[start]

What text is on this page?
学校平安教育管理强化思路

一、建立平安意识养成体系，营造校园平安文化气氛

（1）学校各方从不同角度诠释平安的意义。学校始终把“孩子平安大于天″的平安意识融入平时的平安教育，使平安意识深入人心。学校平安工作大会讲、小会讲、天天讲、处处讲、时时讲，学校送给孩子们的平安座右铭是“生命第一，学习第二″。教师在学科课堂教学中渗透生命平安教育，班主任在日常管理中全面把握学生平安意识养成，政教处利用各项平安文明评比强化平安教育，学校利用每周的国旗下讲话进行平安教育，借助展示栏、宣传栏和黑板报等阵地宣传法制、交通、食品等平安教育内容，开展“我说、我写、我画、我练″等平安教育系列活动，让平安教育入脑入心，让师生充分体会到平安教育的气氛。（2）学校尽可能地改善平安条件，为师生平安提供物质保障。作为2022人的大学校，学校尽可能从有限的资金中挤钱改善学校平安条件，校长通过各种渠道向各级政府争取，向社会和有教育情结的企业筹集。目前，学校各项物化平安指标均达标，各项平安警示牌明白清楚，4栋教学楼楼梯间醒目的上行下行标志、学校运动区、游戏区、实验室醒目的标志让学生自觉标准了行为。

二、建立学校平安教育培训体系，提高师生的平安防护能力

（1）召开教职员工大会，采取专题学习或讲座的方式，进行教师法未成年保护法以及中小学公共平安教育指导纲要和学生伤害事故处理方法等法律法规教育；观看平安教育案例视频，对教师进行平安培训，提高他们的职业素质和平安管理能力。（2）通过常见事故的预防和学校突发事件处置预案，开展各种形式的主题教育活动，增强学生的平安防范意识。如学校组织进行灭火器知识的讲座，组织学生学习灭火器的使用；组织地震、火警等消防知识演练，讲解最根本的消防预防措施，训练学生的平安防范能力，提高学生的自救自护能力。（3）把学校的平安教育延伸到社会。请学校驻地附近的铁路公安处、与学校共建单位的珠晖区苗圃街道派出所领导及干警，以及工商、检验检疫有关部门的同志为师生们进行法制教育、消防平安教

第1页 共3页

[end]

Goal: Each line of the listing should be copied exactly.

Result:
What text is on this page?
学校平安教育管理强化思路

一、建立平安意识养成体系，营造校园平安文化气氛

（1）学校各方从不同角度诠释平安的意义。学校始终把“孩子平安大于天″的平安意识融入平时的平安教育，使平安意识深入人心。学校平安工作大会讲、小会讲、天天讲、处处讲、时时讲，学校送给孩子们的平安座右铭是“生命第一，学习第二″。教师在学科课堂教学中渗透生命平安教育，班主任在日常管理中全面把握学生平安意识养成，政教处利用各项平安文明评比强化平安教育，学校利用每周的国旗下讲话进行平安教育，借助展示栏、宣传栏和黑板报等阵地宣传法制、交通、食品等平安教育内容，开展“我说、我写、我画、我练″等平安教育系列活动，让平安教育入脑入心，让师生充分体会到平安教育的气氛。（2）学校尽可能地改善平安条件，为师生平安提供物质保障。作为2022人的大学校，学校尽可能从有限的资金中挤钱改善学校平安条件，校长通过各种渠道向各级政府争取，向社会和有教育情结的企业筹集。目前，学校各项物化平安指标均达标，各项平安警示牌明白清楚，4栋教学楼楼梯间醒目的上行下行标志、学校运动区、游戏区、实验室醒目的标志让学生自觉标准了行为。

二、建立学校平安教育培训体系，提高师生的平安防护能力

（1）召开教职员工大会，采取专题学习或讲座的方式，进行教师法未成年保护法以及中小学公共平安教育指导纲要和学生伤害事故处理方法等法律法规教育；观看平安教育案例视频，对教师进行平安培训，提高他们的职业素质和平安管理能力。（2）通过常见事故的预防和学校突发事件处置预案，开展各种形式的主题教育活动，增强学生的平安防范意识。如学校组织进行灭火器知识的讲座，组织学生学习灭火器的使用；组织地震、火警等消防知识演练，讲解最根本的消防预防措施，训练学生的平安防范能力，提高学生的自救自护能力。（3）把学校的平安教育延伸到社会。请学校驻地附近的铁路公安处、与学校共建单位的珠晖区苗圃街道派出所领导及干警，以及工商、检验检疫有关部门的同志为师生们进行法制教育、消防平安教

第1页 共3页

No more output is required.